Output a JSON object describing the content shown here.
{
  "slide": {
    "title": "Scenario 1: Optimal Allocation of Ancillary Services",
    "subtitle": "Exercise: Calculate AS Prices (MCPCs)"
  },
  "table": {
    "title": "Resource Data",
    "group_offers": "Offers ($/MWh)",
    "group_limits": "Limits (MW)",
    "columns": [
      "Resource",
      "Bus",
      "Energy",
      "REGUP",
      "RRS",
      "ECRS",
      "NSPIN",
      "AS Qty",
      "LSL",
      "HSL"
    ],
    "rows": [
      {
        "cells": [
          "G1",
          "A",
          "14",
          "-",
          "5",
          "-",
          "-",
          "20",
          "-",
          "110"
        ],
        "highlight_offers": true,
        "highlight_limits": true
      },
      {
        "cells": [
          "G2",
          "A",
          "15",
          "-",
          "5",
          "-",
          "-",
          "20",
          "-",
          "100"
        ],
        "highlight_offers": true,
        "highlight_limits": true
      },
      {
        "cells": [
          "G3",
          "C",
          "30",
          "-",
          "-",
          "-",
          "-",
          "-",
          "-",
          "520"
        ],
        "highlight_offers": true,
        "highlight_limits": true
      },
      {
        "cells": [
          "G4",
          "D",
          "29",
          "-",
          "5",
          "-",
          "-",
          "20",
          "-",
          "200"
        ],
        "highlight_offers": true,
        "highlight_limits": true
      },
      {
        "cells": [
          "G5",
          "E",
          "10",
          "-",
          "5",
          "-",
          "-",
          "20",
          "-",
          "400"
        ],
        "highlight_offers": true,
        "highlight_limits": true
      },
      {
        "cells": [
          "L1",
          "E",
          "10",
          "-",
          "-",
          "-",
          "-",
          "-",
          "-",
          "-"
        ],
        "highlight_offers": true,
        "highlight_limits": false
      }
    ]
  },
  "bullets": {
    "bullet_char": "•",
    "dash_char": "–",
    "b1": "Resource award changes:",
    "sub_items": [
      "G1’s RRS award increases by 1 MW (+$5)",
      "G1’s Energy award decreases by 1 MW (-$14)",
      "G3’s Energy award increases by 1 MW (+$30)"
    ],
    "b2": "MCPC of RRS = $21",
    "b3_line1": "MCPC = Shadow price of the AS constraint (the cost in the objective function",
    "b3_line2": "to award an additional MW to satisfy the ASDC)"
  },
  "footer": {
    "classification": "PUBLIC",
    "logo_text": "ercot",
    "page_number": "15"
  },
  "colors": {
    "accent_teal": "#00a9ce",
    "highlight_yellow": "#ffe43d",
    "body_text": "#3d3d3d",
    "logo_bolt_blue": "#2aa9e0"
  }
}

# # # #

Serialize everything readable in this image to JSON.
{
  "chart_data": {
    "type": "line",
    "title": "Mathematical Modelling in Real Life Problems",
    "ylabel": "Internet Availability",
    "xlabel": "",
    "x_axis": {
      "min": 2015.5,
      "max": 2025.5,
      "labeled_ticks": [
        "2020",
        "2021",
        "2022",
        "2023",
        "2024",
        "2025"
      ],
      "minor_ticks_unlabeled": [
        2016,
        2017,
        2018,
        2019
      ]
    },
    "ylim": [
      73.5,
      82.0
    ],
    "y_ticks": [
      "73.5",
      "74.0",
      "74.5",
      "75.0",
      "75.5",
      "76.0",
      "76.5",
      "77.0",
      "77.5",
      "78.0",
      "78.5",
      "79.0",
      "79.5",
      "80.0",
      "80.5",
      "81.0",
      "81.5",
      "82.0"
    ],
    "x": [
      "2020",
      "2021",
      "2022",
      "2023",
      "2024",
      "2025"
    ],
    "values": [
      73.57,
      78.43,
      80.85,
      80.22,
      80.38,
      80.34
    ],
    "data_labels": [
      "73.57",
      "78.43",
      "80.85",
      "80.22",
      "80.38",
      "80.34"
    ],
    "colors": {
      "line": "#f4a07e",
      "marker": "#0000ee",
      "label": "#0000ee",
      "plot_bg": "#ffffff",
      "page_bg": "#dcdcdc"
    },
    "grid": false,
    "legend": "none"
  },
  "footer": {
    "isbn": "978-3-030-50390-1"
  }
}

# # # #

WHAT IS ASKED: From the listing above, copy every line that holds the string "increases".

SOLUTION TO THIS TASK:
      "G1’s RRS award increases by 1 MW (+$5)",
      "G3’s Energy award increases by 1 MW (+$30)"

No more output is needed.